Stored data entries
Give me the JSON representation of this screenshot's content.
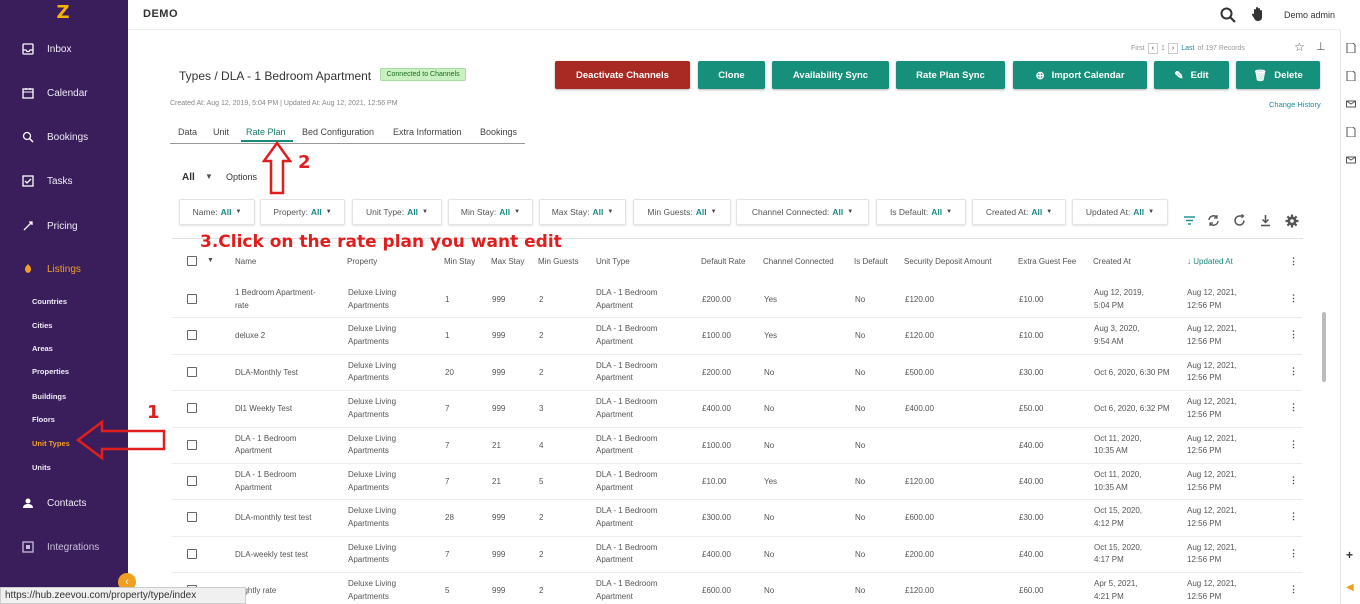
{
  "topbar": {
    "company": "DEMO",
    "user": "Demo admin"
  },
  "sidebar": {
    "items": [
      {
        "label": "Inbox",
        "icon": "inbox-icon"
      },
      {
        "label": "Calendar",
        "icon": "calendar-icon"
      },
      {
        "label": "Bookings",
        "icon": "bookings-icon"
      },
      {
        "label": "Tasks",
        "icon": "tasks-icon"
      },
      {
        "label": "Pricing",
        "icon": "pricing-icon"
      },
      {
        "label": "Listings",
        "icon": "listings-icon"
      },
      {
        "label": "Contacts",
        "icon": "contacts-icon"
      },
      {
        "label": "Integrations",
        "icon": "integrations-icon"
      }
    ],
    "subitems": [
      "Countries",
      "Cities",
      "Areas",
      "Properties",
      "Buildings",
      "Floors",
      "Unit Types",
      "Units"
    ],
    "active_sub": "Unit Types"
  },
  "header": {
    "breadcrumb_root": "Types",
    "separator": "/",
    "title": "DLA - 1 Bedroom Apartment",
    "badge": "Connected to Channels",
    "created": "Created At: Aug 12, 2019, 5:04 PM",
    "updated": "Updated At: Aug 12, 2021, 12:56 PM",
    "change_history": "Change History"
  },
  "pager": {
    "first": "First",
    "page": "1",
    "last": "Last",
    "records": "of 197 Records"
  },
  "buttons": {
    "deactivate": "Deactivate Channels",
    "clone": "Clone",
    "availability": "Availability Sync",
    "rateplan": "Rate Plan Sync",
    "import": "Import Calendar",
    "edit": "Edit",
    "delete": "Delete"
  },
  "tabs": [
    "Data",
    "Unit",
    "Rate Plan",
    "Bed Configuration",
    "Extra Information",
    "Bookings"
  ],
  "active_tab": "Rate Plan",
  "view": {
    "selected": "All",
    "options": "Options"
  },
  "filters": [
    {
      "label": "Name:",
      "value": "All"
    },
    {
      "label": "Property:",
      "value": "All"
    },
    {
      "label": "Unit Type:",
      "value": "All"
    },
    {
      "label": "Min Stay:",
      "value": "All"
    },
    {
      "label": "Max Stay:",
      "value": "All"
    },
    {
      "label": "Min Guests:",
      "value": "All"
    },
    {
      "label": "Channel Connected:",
      "value": "All"
    },
    {
      "label": "Is Default:",
      "value": "All"
    },
    {
      "label": "Created At:",
      "value": "All"
    },
    {
      "label": "Updated At:",
      "value": "All"
    }
  ],
  "columns": [
    "Name",
    "Property",
    "Min Stay",
    "Max Stay",
    "Min Guests",
    "Unit Type",
    "Default Rate",
    "Channel Connected",
    "Is Default",
    "Security Deposit Amount",
    "Extra Guest Fee",
    "Created At",
    "↓ Updated At"
  ],
  "rows": [
    {
      "name": [
        "1 Bedroom Apartment-",
        "rate"
      ],
      "property": [
        "Deluxe Living",
        "Apartments"
      ],
      "min_stay": "1",
      "max_stay": "999",
      "min_guests": "2",
      "unit_type": [
        "DLA - 1 Bedroom",
        "Apartment"
      ],
      "rate": "£200.00",
      "channel": "Yes",
      "is_default": "No",
      "deposit": "£120.00",
      "extra_fee": "£10.00",
      "created": [
        "Aug 12, 2019,",
        "5:04 PM"
      ],
      "updated": [
        "Aug 12, 2021,",
        "12:56 PM"
      ]
    },
    {
      "name": [
        "deluxe 2"
      ],
      "property": [
        "Deluxe Living",
        "Apartments"
      ],
      "min_stay": "1",
      "max_stay": "999",
      "min_guests": "2",
      "unit_type": [
        "DLA - 1 Bedroom",
        "Apartment"
      ],
      "rate": "£100.00",
      "channel": "Yes",
      "is_default": "No",
      "deposit": "£120.00",
      "extra_fee": "£10.00",
      "created": [
        "Aug 3, 2020,",
        "9:54 AM"
      ],
      "updated": [
        "Aug 12, 2021,",
        "12:56 PM"
      ]
    },
    {
      "name": [
        "DLA-Monthly Test"
      ],
      "property": [
        "Deluxe Living",
        "Apartments"
      ],
      "min_stay": "20",
      "max_stay": "999",
      "min_guests": "2",
      "unit_type": [
        "DLA - 1 Bedroom",
        "Apartment"
      ],
      "rate": "£200.00",
      "channel": "No",
      "is_default": "No",
      "deposit": "£500.00",
      "extra_fee": "£30.00",
      "created": [
        "Oct 6, 2020, 6:30 PM"
      ],
      "updated": [
        "Aug 12, 2021,",
        "12:56 PM"
      ]
    },
    {
      "name": [
        "Dl1 Weekly Test"
      ],
      "property": [
        "Deluxe Living",
        "Apartments"
      ],
      "min_stay": "7",
      "max_stay": "999",
      "min_guests": "3",
      "unit_type": [
        "DLA - 1 Bedroom",
        "Apartment"
      ],
      "rate": "£400.00",
      "channel": "No",
      "is_default": "No",
      "deposit": "£400.00",
      "extra_fee": "£50.00",
      "created": [
        "Oct 6, 2020, 6:32 PM"
      ],
      "updated": [
        "Aug 12, 2021,",
        "12:56 PM"
      ]
    },
    {
      "name": [
        "DLA - 1 Bedroom",
        "Apartment"
      ],
      "property": [
        "Deluxe Living",
        "Apartments"
      ],
      "min_stay": "7",
      "max_stay": "21",
      "min_guests": "4",
      "unit_type": [
        "DLA - 1 Bedroom",
        "Apartment"
      ],
      "rate": "£100.00",
      "channel": "No",
      "is_default": "No",
      "deposit": "",
      "extra_fee": "£40.00",
      "created": [
        "Oct 11, 2020,",
        "10:35 AM"
      ],
      "updated": [
        "Aug 12, 2021,",
        "12:56 PM"
      ]
    },
    {
      "name": [
        "DLA - 1 Bedroom",
        "Apartment"
      ],
      "property": [
        "Deluxe Living",
        "Apartments"
      ],
      "min_stay": "7",
      "max_stay": "21",
      "min_guests": "5",
      "unit_type": [
        "DLA - 1 Bedroom",
        "Apartment"
      ],
      "rate": "£10.00",
      "channel": "Yes",
      "is_default": "No",
      "deposit": "£120.00",
      "extra_fee": "£40.00",
      "created": [
        "Oct 11, 2020,",
        "10:35 AM"
      ],
      "updated": [
        "Aug 12, 2021,",
        "12:56 PM"
      ]
    },
    {
      "name": [
        "DLA-monthly test test"
      ],
      "property": [
        "Deluxe Living",
        "Apartments"
      ],
      "min_stay": "28",
      "max_stay": "999",
      "min_guests": "2",
      "unit_type": [
        "DLA - 1 Bedroom",
        "Apartment"
      ],
      "rate": "£300.00",
      "channel": "No",
      "is_default": "No",
      "deposit": "£600.00",
      "extra_fee": "£30.00",
      "created": [
        "Oct 15, 2020,",
        "4:12 PM"
      ],
      "updated": [
        "Aug 12, 2021,",
        "12:56 PM"
      ]
    },
    {
      "name": [
        "DLA-weekly test test"
      ],
      "property": [
        "Deluxe Living",
        "Apartments"
      ],
      "min_stay": "7",
      "max_stay": "999",
      "min_guests": "2",
      "unit_type": [
        "DLA - 1 Bedroom",
        "Apartment"
      ],
      "rate": "£400.00",
      "channel": "No",
      "is_default": "No",
      "deposit": "£200.00",
      "extra_fee": "£40.00",
      "created": [
        "Oct 15, 2020,",
        "4:17 PM"
      ],
      "updated": [
        "Aug 12, 2021,",
        "12:56 PM"
      ]
    },
    {
      "name": [
        "...ightly rate"
      ],
      "property": [
        "Deluxe Living",
        "Apartments"
      ],
      "min_stay": "5",
      "max_stay": "999",
      "min_guests": "2",
      "unit_type": [
        "DLA - 1 Bedroom",
        "Apartment"
      ],
      "rate": "£600.00",
      "channel": "No",
      "is_default": "No",
      "deposit": "£120.00",
      "extra_fee": "£60.00",
      "created": [
        "Apr 5, 2021,",
        "4:21 PM"
      ],
      "updated": [
        "Aug 12, 2021,",
        "12:56 PM"
      ]
    }
  ],
  "annotations": {
    "step1": "1",
    "step2": "2",
    "step3": "3.Click on the rate plan you want edit"
  },
  "status_url": "https://hub.zeevou.com/property/type/index",
  "colors": {
    "sidebar": "#3a1e5c",
    "accent": "#f0a020",
    "teal": "#16907a",
    "danger": "#a82a22",
    "annotation": "#e01e1e"
  }
}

- **GIVEN TASK**: Tally up the lines with the word "Sync" in them, and answer with that number by itself.

- **OUTPUT FOR THIS EXERCISE**: 2